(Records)
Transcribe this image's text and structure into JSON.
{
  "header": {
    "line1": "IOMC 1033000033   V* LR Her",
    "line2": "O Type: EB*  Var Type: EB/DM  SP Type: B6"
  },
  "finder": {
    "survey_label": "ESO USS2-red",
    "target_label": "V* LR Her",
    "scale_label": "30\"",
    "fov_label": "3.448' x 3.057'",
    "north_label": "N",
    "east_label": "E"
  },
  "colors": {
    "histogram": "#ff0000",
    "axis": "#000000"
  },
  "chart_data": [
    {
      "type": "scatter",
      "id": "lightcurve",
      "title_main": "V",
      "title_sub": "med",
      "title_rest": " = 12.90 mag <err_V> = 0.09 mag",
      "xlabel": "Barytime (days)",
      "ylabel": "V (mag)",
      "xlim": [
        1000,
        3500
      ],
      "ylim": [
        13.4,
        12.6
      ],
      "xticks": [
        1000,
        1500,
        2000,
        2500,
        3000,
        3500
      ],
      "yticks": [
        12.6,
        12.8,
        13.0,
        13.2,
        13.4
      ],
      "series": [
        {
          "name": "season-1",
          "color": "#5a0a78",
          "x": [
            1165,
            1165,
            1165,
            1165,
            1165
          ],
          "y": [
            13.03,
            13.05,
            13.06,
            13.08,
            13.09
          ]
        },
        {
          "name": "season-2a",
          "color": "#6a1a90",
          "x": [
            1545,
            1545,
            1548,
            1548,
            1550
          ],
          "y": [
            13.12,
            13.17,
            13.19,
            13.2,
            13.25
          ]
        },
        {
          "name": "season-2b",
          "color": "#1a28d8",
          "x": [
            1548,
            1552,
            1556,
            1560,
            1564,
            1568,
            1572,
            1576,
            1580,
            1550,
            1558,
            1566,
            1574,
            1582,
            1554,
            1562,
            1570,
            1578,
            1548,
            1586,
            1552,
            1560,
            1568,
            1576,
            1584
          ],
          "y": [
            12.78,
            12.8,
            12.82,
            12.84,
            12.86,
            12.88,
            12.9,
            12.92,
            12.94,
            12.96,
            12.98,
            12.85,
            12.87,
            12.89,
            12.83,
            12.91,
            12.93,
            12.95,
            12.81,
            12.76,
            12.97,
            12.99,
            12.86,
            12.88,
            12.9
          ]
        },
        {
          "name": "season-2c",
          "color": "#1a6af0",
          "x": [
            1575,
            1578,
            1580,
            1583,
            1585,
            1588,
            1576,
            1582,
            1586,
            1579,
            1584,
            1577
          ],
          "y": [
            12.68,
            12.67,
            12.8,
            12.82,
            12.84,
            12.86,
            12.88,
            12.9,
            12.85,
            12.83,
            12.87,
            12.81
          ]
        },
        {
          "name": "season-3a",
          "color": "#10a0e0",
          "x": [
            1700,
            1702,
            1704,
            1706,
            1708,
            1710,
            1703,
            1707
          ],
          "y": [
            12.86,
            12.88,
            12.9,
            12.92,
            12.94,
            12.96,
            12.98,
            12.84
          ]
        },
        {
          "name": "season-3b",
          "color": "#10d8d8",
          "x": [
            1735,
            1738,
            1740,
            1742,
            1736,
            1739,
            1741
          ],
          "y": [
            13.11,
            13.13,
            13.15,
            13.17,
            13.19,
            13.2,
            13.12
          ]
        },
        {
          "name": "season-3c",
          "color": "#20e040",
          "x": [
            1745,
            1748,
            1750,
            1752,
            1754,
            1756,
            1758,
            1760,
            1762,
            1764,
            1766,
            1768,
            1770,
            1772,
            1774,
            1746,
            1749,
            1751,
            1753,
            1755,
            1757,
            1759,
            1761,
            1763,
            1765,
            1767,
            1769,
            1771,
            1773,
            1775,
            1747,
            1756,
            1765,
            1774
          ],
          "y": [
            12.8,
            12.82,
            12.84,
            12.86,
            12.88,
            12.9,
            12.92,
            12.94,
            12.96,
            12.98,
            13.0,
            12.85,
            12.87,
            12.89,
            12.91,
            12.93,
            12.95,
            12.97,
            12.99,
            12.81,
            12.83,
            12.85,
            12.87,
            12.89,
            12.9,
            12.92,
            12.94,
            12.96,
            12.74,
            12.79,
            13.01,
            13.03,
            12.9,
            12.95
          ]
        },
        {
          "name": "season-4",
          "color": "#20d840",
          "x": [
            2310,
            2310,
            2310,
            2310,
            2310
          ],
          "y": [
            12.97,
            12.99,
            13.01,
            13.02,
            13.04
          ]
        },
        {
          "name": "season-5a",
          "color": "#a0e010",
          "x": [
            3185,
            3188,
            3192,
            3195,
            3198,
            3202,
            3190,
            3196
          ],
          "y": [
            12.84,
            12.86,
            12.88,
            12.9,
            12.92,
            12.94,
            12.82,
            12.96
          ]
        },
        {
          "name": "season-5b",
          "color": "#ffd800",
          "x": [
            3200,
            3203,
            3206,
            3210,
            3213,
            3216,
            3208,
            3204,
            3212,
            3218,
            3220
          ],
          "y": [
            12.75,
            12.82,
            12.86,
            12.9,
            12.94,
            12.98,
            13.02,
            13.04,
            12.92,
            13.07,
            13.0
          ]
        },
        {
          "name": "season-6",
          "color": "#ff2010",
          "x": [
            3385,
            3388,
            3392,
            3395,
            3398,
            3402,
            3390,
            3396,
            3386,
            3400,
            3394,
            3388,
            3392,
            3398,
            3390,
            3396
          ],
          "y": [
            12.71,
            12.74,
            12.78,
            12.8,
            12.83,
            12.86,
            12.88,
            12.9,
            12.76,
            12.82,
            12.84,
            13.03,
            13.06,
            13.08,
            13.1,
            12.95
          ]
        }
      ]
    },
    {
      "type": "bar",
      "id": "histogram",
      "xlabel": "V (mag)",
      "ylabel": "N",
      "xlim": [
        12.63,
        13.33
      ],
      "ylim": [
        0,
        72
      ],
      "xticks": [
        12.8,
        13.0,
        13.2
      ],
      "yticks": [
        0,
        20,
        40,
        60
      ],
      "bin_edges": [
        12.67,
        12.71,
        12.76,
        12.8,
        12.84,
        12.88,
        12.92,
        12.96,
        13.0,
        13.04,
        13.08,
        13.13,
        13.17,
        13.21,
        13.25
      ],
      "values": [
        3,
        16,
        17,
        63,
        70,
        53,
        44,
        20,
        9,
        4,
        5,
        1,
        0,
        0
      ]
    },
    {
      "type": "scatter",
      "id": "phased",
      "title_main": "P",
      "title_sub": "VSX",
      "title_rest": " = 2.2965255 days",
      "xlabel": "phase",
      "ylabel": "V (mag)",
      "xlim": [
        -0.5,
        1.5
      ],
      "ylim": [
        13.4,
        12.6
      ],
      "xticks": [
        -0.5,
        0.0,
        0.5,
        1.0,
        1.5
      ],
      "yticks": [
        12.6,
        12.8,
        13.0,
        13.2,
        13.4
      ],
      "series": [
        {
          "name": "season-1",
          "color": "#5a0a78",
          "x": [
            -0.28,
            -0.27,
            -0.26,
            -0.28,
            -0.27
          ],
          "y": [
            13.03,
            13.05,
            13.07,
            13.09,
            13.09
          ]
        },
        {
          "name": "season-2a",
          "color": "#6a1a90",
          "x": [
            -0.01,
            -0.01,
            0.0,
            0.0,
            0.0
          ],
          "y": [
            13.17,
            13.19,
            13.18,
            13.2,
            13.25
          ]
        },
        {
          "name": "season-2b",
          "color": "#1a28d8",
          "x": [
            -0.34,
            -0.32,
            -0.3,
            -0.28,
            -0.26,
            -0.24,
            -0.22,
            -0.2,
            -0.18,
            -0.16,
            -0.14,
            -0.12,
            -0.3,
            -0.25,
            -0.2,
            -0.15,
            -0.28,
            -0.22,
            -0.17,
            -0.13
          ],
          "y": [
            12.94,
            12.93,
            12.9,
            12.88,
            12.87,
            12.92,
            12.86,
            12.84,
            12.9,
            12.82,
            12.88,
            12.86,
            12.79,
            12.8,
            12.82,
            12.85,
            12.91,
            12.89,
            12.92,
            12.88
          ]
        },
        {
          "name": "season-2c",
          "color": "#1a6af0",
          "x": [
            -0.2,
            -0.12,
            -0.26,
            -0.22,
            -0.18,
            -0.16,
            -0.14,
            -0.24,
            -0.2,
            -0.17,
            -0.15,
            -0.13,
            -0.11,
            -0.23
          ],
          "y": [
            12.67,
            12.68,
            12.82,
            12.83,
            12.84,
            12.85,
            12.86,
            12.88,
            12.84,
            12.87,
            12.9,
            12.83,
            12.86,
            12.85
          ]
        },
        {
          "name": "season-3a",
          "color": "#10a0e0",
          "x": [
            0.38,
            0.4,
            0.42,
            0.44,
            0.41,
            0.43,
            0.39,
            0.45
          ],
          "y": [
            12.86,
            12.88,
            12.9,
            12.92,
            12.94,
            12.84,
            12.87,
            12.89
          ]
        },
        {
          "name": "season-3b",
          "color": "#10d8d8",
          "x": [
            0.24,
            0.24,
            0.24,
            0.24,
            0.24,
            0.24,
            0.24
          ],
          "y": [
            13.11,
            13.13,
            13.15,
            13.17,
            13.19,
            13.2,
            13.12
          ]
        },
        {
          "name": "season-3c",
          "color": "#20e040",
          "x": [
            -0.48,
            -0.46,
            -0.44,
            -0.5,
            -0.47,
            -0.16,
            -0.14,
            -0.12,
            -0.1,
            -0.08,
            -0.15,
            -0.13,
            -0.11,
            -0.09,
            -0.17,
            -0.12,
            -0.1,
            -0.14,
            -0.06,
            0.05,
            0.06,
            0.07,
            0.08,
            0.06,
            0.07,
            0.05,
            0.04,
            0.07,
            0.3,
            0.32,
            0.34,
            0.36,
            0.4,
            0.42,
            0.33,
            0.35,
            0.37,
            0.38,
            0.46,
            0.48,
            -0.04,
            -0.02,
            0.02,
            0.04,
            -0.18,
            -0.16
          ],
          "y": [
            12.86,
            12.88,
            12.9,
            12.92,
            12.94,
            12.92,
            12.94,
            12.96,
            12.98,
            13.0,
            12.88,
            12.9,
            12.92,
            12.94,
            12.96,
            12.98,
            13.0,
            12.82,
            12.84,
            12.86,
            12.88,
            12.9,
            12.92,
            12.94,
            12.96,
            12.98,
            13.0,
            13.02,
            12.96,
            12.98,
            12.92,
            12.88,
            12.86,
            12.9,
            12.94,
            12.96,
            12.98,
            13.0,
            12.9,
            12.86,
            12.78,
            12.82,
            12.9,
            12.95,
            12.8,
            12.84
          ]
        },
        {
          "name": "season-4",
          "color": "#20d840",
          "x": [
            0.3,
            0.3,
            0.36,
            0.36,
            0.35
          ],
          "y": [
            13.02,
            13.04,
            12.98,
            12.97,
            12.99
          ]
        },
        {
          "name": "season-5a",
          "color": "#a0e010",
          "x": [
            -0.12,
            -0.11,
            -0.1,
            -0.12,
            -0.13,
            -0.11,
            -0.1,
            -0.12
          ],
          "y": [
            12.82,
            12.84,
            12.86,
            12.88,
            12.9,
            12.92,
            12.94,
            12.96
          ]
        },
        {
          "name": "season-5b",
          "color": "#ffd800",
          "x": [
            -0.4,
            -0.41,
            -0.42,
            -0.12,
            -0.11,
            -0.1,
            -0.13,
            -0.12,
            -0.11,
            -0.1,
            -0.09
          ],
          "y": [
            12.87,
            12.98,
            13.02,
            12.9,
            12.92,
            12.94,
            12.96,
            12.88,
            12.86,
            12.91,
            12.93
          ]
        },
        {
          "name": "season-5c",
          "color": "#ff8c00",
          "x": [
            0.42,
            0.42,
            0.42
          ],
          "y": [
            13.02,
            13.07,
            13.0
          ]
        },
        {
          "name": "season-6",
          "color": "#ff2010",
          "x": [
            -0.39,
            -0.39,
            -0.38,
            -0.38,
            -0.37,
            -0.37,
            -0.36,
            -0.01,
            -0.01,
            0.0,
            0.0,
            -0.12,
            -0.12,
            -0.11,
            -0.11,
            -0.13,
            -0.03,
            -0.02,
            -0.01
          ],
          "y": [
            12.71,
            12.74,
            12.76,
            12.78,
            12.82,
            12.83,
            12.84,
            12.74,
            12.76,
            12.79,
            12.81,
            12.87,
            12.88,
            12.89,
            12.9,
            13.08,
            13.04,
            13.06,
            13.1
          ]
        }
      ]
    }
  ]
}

**Given instruction**
Copy each line from the data above that includes "xlabel".

**Correct output**
      "xlabel": "Barytime (days)",
      "xlabel": "V (mag)",
      "xlabel": "phase",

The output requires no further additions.